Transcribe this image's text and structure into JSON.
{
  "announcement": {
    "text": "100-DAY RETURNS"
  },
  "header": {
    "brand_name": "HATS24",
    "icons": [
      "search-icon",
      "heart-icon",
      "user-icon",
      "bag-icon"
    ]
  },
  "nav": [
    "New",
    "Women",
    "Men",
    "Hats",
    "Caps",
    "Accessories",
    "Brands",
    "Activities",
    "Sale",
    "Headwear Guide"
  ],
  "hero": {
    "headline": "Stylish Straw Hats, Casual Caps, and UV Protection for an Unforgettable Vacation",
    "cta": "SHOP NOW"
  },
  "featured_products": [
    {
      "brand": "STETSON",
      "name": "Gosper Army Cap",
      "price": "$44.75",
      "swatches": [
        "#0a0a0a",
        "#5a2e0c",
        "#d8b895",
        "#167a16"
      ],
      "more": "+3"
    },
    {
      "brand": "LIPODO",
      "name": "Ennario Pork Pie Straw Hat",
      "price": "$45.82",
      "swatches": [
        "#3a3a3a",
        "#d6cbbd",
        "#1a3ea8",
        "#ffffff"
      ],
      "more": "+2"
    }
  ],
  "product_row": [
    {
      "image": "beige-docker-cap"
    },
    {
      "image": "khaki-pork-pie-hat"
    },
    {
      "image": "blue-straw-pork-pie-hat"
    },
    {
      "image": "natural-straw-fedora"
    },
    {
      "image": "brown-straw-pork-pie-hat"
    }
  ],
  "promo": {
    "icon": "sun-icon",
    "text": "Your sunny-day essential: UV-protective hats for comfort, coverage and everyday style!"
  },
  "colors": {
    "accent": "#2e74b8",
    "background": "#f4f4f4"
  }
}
□ □ □ □
Task description:
Write the data out again in full and exactly.

Full output:
Transcribe this image's text and structure into JSON.
{
  "announcement": {
    "text": "100-DAY RETURNS"
  },
  "header": {
    "brand_name": "HATS24",
    "icons": [
      "search-icon",
      "heart-icon",
      "user-icon",
      "bag-icon"
    ]
  },
  "nav": [
    "New",
    "Women",
    "Men",
    "Hats",
    "Caps",
    "Accessories",
    "Brands",
    "Activities",
    "Sale",
    "Headwear Guide"
  ],
  "hero": {
    "headline": "Stylish Straw Hats, Casual Caps, and UV Protection for an Unforgettable Vacation",
    "cta": "SHOP NOW"
  },
  "featured_products": [
    {
      "brand": "STETSON",
      "name": "Gosper Army Cap",
      "price": "$44.75",
      "swatches": [
        "#0a0a0a",
        "#5a2e0c",
        "#d8b895",
        "#167a16"
      ],
      "more": "+3"
    },
    {
      "brand": "LIPODO",
      "name": "Ennario Pork Pie Straw Hat",
      "price": "$45.82",
      "swatches": [
        "#3a3a3a",
        "#d6cbbd",
        "#1a3ea8",
        "#ffffff"
      ],
      "more": "+2"
    }
  ],
  "product_row": [
    {
      "image": "beige-docker-cap"
    },
    {
      "image": "khaki-pork-pie-hat"
    },
    {
      "image": "blue-straw-pork-pie-hat"
    },
    {
      "image": "natural-straw-fedora"
    },
    {
      "image": "brown-straw-pork-pie-hat"
    }
  ],
  "promo": {
    "icon": "sun-icon",
    "text": "Your sunny-day essential: UV-protective hats for comfort, coverage and everyday style!"
  },
  "colors": {
    "accent": "#2e74b8",
    "background": "#f4f4f4"
  }
}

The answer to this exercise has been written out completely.